TEXT EXCERPT:

━━━━━━━━

We’ve been in a bit of a rut recently, Rachel and I. Somehow the girl got hooked on Winnie the Pooh and I couldn’t think of any activities exciting enough to draw her away from the television. Suggestions of alternative activities were consistently met with a temper tantrum on Rachel’s part, so Pooh would go back on and peace would be restored.
In essence, I became her enabler. I didn’t notice we had a problem until I realized we were watching Winnie the Pooh at least 5 times a day and had begun communicating solely by quoting Winnie the Pooh.
Something had to change. To Rachel, Pooh was everything. I would mention it was time for lunch and Rachel would respond, “Honey?” She now thinks, thank you Milne and Disney, that tigers bounce and can do Tigger’s “Woo-hoo-hoo-hoo!” She can also do Pooh’s “In the mood for food” dance.
Our DVD has a little scratch on it and Pooh always gets stuck at his thinking spot, which is an okay place to get stuck since it makes him seem much more thoughtful than he probably is. Whenever we get to this part Rachel almost starts crying and says, “Pooh. ‘Tuck!” She also almost cries during several “scary” parts in the movie. And whenever the ending song comes on.

━━━━━━━━

DATASET:
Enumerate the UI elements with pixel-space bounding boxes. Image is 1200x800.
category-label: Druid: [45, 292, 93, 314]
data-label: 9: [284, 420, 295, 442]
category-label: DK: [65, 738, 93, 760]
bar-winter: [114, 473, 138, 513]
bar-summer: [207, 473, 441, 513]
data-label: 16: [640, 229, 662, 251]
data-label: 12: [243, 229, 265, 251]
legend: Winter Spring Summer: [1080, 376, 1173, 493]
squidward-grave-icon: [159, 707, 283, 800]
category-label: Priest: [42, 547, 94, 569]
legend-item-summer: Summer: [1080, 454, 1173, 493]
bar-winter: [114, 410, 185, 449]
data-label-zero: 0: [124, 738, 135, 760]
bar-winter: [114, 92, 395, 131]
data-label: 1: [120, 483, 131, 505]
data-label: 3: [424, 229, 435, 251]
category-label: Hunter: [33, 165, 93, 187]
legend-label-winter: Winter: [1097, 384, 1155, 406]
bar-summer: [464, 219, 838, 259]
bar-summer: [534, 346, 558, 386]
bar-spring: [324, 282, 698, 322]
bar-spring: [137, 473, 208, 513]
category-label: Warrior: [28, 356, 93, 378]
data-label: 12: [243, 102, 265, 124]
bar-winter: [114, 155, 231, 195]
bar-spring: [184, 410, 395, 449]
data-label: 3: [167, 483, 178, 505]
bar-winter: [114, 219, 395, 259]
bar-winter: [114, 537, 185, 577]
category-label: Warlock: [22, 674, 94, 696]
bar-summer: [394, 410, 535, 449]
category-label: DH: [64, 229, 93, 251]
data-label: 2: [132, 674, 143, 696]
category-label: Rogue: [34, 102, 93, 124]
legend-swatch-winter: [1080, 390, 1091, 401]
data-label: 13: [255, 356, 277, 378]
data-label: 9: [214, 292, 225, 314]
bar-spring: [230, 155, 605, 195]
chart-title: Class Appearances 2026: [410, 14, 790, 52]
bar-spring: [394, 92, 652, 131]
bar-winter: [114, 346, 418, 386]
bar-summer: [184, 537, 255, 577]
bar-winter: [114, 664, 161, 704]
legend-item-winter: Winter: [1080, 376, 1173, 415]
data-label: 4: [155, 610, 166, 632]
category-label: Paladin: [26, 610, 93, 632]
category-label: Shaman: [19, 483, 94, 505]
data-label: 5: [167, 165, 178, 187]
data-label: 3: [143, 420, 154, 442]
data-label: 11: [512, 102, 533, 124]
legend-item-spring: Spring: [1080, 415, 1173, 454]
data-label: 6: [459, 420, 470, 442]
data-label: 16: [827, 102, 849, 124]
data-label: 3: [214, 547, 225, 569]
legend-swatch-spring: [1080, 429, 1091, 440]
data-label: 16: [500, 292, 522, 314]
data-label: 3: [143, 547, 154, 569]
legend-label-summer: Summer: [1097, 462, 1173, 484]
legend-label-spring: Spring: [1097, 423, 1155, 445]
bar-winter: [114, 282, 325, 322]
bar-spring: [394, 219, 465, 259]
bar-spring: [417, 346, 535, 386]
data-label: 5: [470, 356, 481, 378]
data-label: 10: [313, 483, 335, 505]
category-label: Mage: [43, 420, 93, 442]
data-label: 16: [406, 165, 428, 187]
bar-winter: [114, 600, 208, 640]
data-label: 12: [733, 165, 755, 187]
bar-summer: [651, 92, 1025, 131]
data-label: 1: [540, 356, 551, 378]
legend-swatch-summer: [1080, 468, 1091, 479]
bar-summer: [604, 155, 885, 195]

━━━━━━━━

WHAT THIS EXERCISE ASKS:
1) In the Winnie the Pooh post, where does Pooh always get stuck because of the scratch on the DVD?
2) Rewrite the paragraph of the Winnie the Pooh post that begins "In essence, I became her enabler" in a single shorter sentence, keeping its main facts.
3) Output the stretch of the Winnie the Pooh post from "Something had to" through "song comes on.", copied word for word.

WORKED SOLUTIONS:
1) At his thinking spot.

2) Having become Rachel's enabler, the writer noticed the problem only on realizing they watched Winnie the Pooh at least five times a day and spoke to each other solely in Pooh quotes.

3)
Something had to change. To Rachel, Pooh was everything. I would mention it was time for lunch and Rachel would respond, “Honey?” She now thinks, thank you Milne and Disney, that tigers bounce and can do Tigger’s “Woo-hoo-hoo-hoo!” She can also do Pooh’s “In the mood for food” dance.
Our DVD has a little scratch on it and Pooh always gets stuck at his thinking spot, which is an okay place to get stuck since it makes him seem much more thoughtful than he probably is. Whenever we get to this part Rachel almost starts crying and says, “Pooh. ‘Tuck!” She also almost cries during several “scary” parts in the movie. And whenever the ending song comes on.